-- Begin DATASET ROWS --

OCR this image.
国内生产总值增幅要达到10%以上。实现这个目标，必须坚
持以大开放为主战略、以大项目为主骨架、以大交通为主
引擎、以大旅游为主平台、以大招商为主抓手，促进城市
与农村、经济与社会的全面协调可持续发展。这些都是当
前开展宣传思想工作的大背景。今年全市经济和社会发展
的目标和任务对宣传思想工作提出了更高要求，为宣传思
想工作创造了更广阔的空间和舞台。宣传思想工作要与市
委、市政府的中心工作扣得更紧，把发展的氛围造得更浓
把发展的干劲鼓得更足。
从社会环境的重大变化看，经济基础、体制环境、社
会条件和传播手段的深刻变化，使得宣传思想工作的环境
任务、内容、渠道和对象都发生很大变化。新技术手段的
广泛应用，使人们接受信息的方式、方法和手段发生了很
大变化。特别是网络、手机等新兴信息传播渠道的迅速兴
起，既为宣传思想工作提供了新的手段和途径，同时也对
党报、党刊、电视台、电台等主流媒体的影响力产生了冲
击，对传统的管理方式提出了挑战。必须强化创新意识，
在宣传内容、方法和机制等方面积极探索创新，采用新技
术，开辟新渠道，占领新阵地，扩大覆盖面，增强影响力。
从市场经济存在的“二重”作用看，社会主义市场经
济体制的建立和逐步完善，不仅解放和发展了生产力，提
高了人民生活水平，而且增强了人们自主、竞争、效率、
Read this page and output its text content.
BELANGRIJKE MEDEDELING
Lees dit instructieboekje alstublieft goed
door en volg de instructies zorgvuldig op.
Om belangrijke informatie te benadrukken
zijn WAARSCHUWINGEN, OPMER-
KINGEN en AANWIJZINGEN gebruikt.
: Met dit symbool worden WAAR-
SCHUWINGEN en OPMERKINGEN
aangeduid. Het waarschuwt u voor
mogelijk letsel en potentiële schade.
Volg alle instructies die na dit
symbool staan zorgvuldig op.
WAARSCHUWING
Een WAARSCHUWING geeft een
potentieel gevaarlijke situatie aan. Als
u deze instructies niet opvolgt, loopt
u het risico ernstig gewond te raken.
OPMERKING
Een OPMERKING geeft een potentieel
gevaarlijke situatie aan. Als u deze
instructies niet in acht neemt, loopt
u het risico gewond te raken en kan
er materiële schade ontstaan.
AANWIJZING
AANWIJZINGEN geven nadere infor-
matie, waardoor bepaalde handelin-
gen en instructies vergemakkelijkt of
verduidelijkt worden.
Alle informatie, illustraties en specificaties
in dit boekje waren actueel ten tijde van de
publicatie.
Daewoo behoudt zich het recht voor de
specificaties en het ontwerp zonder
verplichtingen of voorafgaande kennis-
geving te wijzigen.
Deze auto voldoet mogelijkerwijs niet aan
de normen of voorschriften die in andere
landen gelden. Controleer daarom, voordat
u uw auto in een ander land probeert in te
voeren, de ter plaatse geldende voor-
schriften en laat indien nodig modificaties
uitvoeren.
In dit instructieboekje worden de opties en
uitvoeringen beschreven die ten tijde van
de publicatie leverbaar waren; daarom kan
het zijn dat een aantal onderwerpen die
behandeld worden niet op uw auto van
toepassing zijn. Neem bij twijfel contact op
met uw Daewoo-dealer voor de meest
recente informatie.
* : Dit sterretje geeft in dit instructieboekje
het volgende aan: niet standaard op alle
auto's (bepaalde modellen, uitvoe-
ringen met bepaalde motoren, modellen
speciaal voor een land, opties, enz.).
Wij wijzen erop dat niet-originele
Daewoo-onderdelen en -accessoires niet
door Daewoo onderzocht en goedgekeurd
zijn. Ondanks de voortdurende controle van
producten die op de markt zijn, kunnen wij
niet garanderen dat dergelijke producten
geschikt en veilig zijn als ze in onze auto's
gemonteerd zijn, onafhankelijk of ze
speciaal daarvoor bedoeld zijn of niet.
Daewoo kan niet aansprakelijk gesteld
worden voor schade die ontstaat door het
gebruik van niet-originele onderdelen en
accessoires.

-- End DATASET ROWS --

◆ **PROBLEM TO WORK ON**:
Say how many lines in the records hold the string "instructieboekje", and say nothing else.

◆ **RESPONSE TO THE TASK**:
3